Work required ->
Repeat what the lines below say, word for word, and skip every image.

Task input ->
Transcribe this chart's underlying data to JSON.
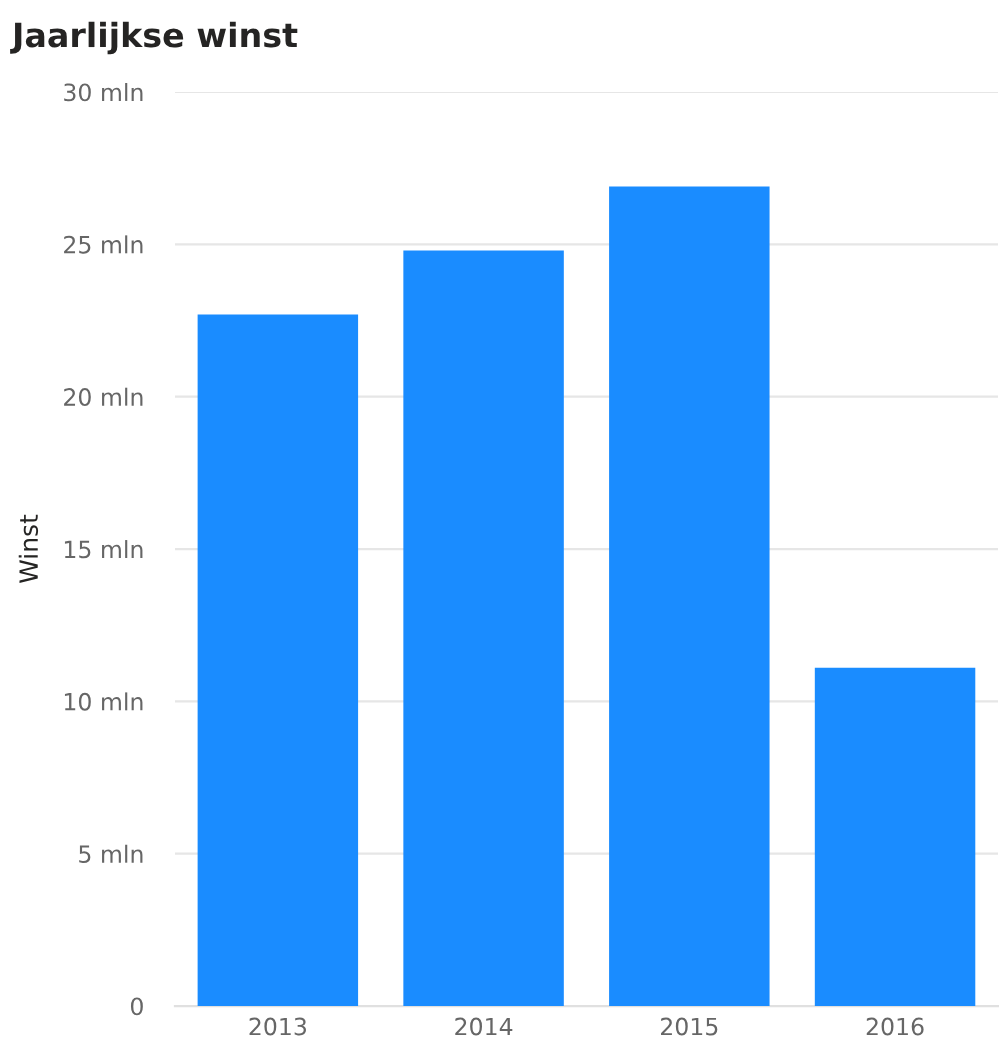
{
  "chart_data": {
    "type": "bar",
    "title": "Jaarlijkse winst",
    "ylabel": "Winst",
    "categories": [
      "2013",
      "2014",
      "2015",
      "2016"
    ],
    "values": [
      22.7,
      24.8,
      26.9,
      11.1
    ],
    "color": "#1a8cff",
    "ylim": [
      0,
      30
    ],
    "yticks": [
      {
        "value": 0,
        "label": "0"
      },
      {
        "value": 5,
        "label": "5 mln"
      },
      {
        "value": 10,
        "label": "10 mln"
      },
      {
        "value": 15,
        "label": "15 mln"
      },
      {
        "value": 20,
        "label": "20 mln"
      },
      {
        "value": 25,
        "label": "25 mln"
      },
      {
        "value": 30,
        "label": "30 mln"
      }
    ],
    "grid": "y",
    "legend": false
  }
}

Solution for this task ->
Transcribe this chart's underlying data to JSON.
{
  "chart_data": {
    "type": "bar",
    "title": "Jaarlijkse winst",
    "ylabel": "Winst",
    "categories": [
      "2013",
      "2014",
      "2015",
      "2016"
    ],
    "values": [
      22.7,
      24.8,
      26.9,
      11.1
    ],
    "color": "#1a8cff",
    "ylim": [
      0,
      30
    ],
    "yticks": [
      {
        "value": 0,
        "label": "0"
      },
      {
        "value": 5,
        "label": "5 mln"
      },
      {
        "value": 10,
        "label": "10 mln"
      },
      {
        "value": 15,
        "label": "15 mln"
      },
      {
        "value": 20,
        "label": "20 mln"
      },
      {
        "value": 25,
        "label": "25 mln"
      },
      {
        "value": 30,
        "label": "30 mln"
      }
    ],
    "grid": "y",
    "legend": false
  }
}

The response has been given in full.